* begin Records for processing *
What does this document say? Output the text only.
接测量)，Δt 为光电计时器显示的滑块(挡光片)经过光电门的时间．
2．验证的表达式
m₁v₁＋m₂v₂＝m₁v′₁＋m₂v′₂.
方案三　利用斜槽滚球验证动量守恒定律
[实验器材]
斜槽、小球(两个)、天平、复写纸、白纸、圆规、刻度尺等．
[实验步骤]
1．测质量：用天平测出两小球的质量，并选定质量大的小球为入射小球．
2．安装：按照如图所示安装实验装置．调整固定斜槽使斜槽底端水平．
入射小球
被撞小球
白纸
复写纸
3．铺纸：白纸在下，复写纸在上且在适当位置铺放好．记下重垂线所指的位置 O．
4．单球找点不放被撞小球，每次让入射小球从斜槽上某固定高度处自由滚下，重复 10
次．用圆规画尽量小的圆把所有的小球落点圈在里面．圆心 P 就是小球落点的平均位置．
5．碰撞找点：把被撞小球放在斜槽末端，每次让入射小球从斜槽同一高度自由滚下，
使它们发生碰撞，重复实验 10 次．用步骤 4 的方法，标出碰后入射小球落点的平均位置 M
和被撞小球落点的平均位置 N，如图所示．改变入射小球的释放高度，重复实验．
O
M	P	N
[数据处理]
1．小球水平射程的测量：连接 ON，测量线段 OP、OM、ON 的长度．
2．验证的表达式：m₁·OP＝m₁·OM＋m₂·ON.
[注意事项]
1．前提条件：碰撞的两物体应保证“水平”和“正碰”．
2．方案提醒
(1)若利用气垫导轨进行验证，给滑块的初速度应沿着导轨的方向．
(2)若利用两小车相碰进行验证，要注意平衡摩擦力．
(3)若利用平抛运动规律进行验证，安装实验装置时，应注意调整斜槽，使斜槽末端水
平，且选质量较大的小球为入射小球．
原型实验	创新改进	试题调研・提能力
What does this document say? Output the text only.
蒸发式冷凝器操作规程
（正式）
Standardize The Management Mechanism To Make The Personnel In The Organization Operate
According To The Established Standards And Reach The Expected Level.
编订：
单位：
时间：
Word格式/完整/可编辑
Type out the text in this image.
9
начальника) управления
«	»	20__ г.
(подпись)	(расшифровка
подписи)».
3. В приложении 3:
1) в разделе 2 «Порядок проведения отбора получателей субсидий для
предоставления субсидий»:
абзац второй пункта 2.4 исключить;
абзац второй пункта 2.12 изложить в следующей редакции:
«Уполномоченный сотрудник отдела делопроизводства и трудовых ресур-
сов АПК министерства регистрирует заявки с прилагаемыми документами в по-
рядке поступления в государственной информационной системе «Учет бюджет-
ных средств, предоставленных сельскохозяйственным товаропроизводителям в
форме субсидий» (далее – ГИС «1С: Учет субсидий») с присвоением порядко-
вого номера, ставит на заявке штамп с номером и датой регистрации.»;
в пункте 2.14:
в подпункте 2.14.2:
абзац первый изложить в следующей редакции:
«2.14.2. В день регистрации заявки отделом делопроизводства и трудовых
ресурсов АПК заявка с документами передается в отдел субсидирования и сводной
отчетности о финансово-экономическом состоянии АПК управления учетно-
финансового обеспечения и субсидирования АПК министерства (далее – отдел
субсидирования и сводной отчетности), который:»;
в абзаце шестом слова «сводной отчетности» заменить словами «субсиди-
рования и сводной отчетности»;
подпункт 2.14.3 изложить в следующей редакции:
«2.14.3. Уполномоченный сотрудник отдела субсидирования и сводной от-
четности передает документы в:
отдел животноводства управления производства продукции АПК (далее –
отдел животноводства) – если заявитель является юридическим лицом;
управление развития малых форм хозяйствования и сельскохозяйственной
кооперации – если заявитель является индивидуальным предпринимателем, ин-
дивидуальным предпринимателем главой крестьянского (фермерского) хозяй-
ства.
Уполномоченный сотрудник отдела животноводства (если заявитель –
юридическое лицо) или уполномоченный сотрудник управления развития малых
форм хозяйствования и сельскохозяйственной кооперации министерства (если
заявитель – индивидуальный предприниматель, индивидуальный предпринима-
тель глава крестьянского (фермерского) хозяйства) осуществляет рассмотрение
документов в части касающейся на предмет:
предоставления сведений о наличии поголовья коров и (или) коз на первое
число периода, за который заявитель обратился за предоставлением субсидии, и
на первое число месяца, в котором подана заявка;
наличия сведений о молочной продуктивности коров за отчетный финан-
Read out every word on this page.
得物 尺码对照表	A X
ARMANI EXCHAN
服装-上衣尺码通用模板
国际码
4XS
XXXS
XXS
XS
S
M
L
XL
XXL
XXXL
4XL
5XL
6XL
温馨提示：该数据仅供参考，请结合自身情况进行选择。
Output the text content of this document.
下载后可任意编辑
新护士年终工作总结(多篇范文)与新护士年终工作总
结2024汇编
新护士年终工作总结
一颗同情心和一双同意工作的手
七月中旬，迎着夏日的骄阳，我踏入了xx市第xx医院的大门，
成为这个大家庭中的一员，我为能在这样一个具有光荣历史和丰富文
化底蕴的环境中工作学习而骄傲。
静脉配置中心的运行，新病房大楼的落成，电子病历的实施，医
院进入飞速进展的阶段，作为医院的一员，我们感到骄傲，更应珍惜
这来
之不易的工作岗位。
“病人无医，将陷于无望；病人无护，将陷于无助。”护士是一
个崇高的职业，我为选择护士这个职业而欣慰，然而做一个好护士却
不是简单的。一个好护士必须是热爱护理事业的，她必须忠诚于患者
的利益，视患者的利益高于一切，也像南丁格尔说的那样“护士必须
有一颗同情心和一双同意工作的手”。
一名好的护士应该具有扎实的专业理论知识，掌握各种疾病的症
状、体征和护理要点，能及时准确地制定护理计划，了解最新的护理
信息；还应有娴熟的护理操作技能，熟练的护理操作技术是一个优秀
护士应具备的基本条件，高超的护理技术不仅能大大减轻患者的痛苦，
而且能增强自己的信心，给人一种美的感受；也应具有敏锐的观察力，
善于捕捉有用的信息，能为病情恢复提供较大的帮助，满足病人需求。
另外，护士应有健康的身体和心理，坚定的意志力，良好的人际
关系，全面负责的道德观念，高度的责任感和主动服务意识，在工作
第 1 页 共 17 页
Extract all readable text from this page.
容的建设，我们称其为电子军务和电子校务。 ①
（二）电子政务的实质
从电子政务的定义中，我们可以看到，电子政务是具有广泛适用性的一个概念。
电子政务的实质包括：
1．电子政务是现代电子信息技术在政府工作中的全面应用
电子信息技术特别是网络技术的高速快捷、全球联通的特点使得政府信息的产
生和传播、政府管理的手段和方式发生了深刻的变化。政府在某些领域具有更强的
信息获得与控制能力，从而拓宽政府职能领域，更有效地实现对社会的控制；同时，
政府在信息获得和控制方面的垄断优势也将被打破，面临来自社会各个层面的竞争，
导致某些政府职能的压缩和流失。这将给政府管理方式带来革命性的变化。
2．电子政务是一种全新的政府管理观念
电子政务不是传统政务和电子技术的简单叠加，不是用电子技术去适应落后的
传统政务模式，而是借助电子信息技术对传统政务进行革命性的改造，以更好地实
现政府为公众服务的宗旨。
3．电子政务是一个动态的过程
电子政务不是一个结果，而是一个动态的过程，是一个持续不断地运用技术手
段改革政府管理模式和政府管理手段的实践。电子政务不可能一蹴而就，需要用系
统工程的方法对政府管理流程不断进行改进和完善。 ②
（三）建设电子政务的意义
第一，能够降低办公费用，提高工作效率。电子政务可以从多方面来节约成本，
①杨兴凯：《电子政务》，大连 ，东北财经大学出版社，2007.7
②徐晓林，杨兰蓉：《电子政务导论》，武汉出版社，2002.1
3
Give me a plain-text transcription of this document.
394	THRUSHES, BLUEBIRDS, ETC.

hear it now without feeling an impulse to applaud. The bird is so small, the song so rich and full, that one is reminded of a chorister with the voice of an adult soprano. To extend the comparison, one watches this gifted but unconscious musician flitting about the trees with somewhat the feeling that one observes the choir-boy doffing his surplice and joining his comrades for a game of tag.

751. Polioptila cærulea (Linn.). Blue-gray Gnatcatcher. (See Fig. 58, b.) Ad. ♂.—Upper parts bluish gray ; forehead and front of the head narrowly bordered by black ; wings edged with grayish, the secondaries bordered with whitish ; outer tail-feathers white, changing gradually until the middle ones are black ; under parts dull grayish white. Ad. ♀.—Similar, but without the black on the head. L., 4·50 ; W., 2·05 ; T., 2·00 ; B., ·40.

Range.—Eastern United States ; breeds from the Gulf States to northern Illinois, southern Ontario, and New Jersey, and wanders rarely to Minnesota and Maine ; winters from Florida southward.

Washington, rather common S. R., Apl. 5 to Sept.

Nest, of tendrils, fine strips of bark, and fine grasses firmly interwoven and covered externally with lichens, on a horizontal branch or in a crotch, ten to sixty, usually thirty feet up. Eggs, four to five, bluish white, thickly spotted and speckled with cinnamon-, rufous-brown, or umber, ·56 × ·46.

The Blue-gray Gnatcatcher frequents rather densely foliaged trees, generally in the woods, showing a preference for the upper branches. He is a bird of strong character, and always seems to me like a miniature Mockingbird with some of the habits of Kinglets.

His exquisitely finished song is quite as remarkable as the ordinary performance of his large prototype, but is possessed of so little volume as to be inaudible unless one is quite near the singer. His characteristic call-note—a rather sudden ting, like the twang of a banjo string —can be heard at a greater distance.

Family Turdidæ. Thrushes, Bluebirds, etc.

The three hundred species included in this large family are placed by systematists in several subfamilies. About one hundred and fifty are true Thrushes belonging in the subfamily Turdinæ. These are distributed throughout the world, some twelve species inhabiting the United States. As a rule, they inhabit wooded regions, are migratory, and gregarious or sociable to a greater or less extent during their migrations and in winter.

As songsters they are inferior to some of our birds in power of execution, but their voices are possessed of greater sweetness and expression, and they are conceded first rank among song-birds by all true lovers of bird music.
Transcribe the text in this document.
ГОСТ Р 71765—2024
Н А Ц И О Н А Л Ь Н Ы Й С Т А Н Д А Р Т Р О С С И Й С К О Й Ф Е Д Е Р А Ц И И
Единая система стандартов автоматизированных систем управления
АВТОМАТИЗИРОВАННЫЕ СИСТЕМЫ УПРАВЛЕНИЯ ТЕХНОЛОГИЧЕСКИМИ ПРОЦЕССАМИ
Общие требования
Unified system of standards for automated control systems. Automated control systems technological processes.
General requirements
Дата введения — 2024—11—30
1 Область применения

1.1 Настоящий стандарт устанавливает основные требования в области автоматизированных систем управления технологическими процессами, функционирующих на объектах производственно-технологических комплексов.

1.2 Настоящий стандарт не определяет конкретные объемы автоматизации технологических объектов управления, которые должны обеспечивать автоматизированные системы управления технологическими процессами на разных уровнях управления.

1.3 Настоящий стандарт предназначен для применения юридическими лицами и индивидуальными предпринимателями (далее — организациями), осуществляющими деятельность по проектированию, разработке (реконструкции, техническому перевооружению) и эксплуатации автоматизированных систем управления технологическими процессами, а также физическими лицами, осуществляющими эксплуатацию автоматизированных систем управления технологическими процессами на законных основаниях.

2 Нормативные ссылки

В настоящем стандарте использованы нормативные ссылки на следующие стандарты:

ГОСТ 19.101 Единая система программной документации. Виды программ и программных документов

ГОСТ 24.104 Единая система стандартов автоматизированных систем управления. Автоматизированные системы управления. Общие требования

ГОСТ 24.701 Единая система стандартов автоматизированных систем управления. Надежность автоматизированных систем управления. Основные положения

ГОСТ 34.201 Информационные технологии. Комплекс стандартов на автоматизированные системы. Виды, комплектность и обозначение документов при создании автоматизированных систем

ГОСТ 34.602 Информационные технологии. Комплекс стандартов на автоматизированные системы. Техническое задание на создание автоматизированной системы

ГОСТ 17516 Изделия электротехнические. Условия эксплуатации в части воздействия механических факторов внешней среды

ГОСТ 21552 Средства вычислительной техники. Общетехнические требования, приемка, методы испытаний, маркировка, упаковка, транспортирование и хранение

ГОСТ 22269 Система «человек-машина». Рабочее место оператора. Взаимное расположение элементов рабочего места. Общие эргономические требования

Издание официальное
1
* end Records for processing *
Gather each line that holds "from".

Extract all readable text from this page.
Range.—Eastern United States ; breeds from the Gulf States to northern Illinois, southern Ontario, and New Jersey, and wanders rarely to Minnesota and Maine ; winters from Florida southward.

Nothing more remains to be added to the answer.